"""

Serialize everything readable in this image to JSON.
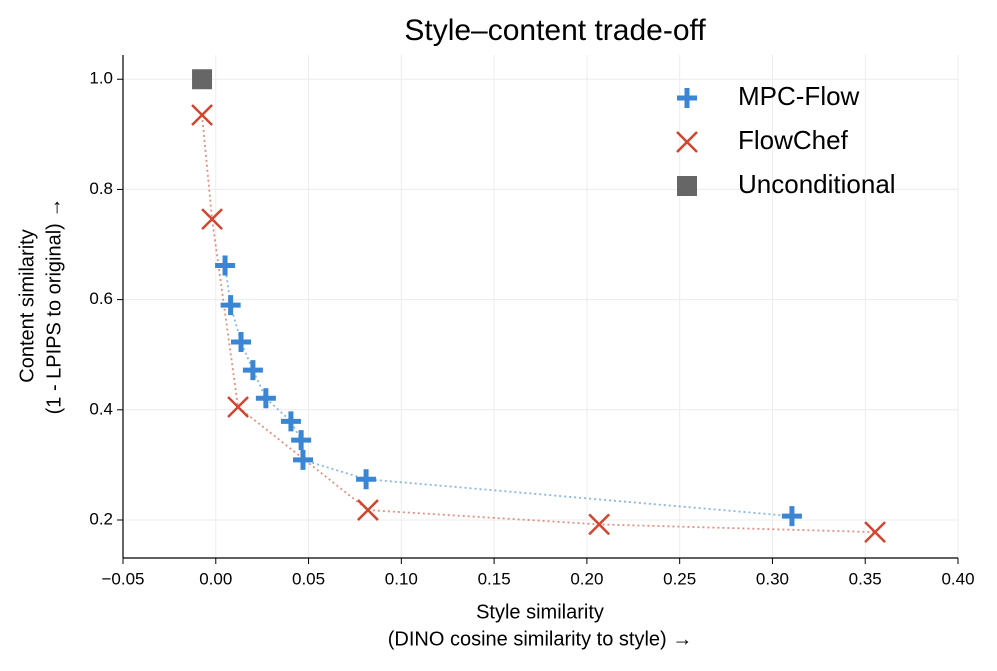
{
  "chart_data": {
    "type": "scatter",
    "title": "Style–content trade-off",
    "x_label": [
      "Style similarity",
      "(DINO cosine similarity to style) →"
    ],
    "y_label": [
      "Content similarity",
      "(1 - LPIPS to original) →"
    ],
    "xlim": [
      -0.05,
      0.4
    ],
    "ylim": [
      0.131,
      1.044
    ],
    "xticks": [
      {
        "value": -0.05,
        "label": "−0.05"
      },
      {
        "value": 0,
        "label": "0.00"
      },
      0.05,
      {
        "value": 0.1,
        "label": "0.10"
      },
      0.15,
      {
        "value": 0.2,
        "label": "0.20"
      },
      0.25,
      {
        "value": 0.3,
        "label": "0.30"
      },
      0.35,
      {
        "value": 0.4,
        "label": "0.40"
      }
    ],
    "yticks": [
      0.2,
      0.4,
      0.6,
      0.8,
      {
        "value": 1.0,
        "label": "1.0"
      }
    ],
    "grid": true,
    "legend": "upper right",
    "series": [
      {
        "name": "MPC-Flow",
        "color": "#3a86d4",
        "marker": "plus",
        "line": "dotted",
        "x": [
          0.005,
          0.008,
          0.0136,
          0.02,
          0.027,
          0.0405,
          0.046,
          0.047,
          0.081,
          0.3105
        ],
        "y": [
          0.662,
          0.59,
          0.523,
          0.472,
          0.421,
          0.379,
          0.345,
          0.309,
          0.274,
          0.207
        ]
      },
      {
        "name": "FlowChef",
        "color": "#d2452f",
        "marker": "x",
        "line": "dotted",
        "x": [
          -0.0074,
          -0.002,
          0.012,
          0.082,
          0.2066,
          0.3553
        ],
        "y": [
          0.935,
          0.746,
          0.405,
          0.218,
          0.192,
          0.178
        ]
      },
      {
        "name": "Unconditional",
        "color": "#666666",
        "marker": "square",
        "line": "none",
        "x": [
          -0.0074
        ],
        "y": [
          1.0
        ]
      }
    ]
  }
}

"""

▶ Short task
Set down the records in full and exactly. Do not carry over any image.

▶ Output below
Serialize everything readable in this image to JSON.
{
  "chart_data": {
    "type": "scatter",
    "title": "Style–content trade-off",
    "x_label": [
      "Style similarity",
      "(DINO cosine similarity to style) →"
    ],
    "y_label": [
      "Content similarity",
      "(1 - LPIPS to original) →"
    ],
    "xlim": [
      -0.05,
      0.4
    ],
    "ylim": [
      0.131,
      1.044
    ],
    "xticks": [
      {
        "value": -0.05,
        "label": "−0.05"
      },
      {
        "value": 0,
        "label": "0.00"
      },
      0.05,
      {
        "value": 0.1,
        "label": "0.10"
      },
      0.15,
      {
        "value": 0.2,
        "label": "0.20"
      },
      0.25,
      {
        "value": 0.3,
        "label": "0.30"
      },
      0.35,
      {
        "value": 0.4,
        "label": "0.40"
      }
    ],
    "yticks": [
      0.2,
      0.4,
      0.6,
      0.8,
      {
        "value": 1.0,
        "label": "1.0"
      }
    ],
    "grid": true,
    "legend": "upper right",
    "series": [
      {
        "name": "MPC-Flow",
        "color": "#3a86d4",
        "marker": "plus",
        "line": "dotted",
        "x": [
          0.005,
          0.008,
          0.0136,
          0.02,
          0.027,
          0.0405,
          0.046,
          0.047,
          0.081,
          0.3105
        ],
        "y": [
          0.662,
          0.59,
          0.523,
          0.472,
          0.421,
          0.379,
          0.345,
          0.309,
          0.274,
          0.207
        ]
      },
      {
        "name": "FlowChef",
        "color": "#d2452f",
        "marker": "x",
        "line": "dotted",
        "x": [
          -0.0074,
          -0.002,
          0.012,
          0.082,
          0.2066,
          0.3553
        ],
        "y": [
          0.935,
          0.746,
          0.405,
          0.218,
          0.192,
          0.178
        ]
      },
      {
        "name": "Unconditional",
        "color": "#666666",
        "marker": "square",
        "line": "none",
        "x": [
          -0.0074
        ],
        "y": [
          1.0
        ]
      }
    ]
  }
}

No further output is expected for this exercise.